> PAGE EXCERPT
------------------------------------------------------------------------
So this is an amazingly difficult disease but the question is—what actually converted the man who had metastatic disease, had these sites but was walking around and was fine until that moment when he went over the hill. And then 11 months later things were bad. Believe it or not we haven't studied those men. So for example, if it was a situation that was a cytokine network change or a metabolic derangement of the liver or it was a problem in the relationship between your kidney and your other parts, so I’m impressed with a lot of the men that have changed their lifestyle and have changed their physiology by doing exercise, diet, and other things. They’ve changed something.
But interestingly enough, the medical profession hasn’t caught up with the realization that if we knew more about the last parts of it we could figure this out maybe ahead of time. And what Oliver was bringing up was this idea of—is the goal a cure? It should be if we can, but there’s going to be a large number of men who are going to be in their 70s and 80s that the goal really is getting them back doing active life—quality of life issues and extension.
So one of our—my big passions is I’ve been trying for 30 years to get medical and—and other scientists involved in trying to understand the physiology of prostate cancer death. And I know it sounds like a morbid topic but if we knew more about it and it’s remarkable—I’m an editor of a journal called The Prostate and I get about 500 papers a year submitted to our journal. And not one of them actually has asked the question, which I’m putting up here, what do men actually die of. So I’m looking out at the advocates and that’s why I said I don’t mean to be morbid about this, but one of the things that really inspired me were the autopsy studies. And the way the autopsy studies were done at all three locations; they were done at—essentially at Michigan, at Hopkins, and they were done at the University of Washington, and I apologize if there are other—other ones that are now—that I don’t know about—but all of those required a partnership and it’s actually quite an interesting partner, because you have to partner not only with the patient but with the patient’s family because the patient’s family has to agree also right, with the idea that the—the patient is going to then be part of the warm autopsy.
------------------------------------------------------------------------
> RECORD EXCERPTS
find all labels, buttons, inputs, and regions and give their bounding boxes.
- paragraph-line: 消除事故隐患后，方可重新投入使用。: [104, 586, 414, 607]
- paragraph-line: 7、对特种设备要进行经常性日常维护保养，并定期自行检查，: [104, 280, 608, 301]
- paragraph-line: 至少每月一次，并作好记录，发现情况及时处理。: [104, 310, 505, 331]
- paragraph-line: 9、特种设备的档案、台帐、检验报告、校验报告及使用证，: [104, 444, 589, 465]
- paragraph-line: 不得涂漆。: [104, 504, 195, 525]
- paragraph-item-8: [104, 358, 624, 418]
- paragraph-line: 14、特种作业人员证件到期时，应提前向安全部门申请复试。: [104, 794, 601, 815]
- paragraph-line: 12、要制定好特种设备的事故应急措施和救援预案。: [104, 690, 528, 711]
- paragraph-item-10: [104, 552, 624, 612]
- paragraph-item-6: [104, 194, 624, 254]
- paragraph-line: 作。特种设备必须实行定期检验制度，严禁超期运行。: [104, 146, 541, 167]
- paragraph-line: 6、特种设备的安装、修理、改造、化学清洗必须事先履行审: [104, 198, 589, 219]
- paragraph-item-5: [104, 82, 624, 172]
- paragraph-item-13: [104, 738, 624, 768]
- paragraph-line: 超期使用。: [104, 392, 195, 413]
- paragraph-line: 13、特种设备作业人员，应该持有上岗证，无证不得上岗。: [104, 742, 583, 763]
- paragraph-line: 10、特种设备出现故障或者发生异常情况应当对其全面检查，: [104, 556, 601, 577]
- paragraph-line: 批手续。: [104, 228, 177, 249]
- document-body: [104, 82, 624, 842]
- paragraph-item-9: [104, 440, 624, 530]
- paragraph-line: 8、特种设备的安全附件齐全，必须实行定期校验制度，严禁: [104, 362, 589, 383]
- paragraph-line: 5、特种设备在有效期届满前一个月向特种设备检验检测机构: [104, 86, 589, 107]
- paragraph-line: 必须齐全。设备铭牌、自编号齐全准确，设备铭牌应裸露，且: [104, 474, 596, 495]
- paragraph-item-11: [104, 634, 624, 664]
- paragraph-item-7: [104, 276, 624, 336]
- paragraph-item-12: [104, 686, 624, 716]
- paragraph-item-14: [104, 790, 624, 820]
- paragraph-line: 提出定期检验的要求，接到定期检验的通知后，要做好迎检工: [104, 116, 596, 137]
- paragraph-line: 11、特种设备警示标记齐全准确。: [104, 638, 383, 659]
------------------------------------------------------------------------
> WHAT TO DO
- a) Decide whether each statement agrees with the prostate cancer remarks, answering yes or no and quoting the words that settle it.
(i) The speaker has spent 30 years trying to get scientists to study the physiology of prostate cancer death.
(ii) The journal The Prostate receives about 50 submitted papers a year.
(iii) The autopsy studies required agreement from the patient alone.
- b) Answer these questions from the prostate cancer remarks.
(i) How many months after the man went over the hill were things bad?
(ii) Who brought up the question of whether the goal is a cure?
(iii) At which three locations were the autopsy studies done?
- c) In the prostate cancer remarks, switch "exercise" to "yoga" and write out the passage starting with "So this is an" and going on through "They’ve changed something.".
The material has no connection to the prostate cancer remarks.

> RESULTS FOR EACH TASK
- a)
(i) Yes: "I’ve been trying for 30 years to get medical and—and other scientists involved in trying to understand the physiology of prostate cancer death"
(ii) No: "I get about 500 papers a year submitted to our journal"
(iii) No: "you have to partner not only with the patient but with the patient’s family"

- b)
(i) 11 months
(ii) Oliver
(iii) Michigan, Hopkins, and the University of Washington

- c)
So this is an amazingly difficult disease but the question is—what actually converted the man who had metastatic disease, had these sites but was walking around and was fine until that moment when he went over the hill. And then 11 months later things were bad. Believe it or not we haven't studied those men. So for example, if it was a situation that was a cytokine network change or a metabolic derangement of the liver or it was a problem in the relationship between your kidney and your other parts, so I’m impressed with a lot of the men that have changed their lifestyle and have changed their physiology by doing yoga, diet, and other things. They’ve changed something.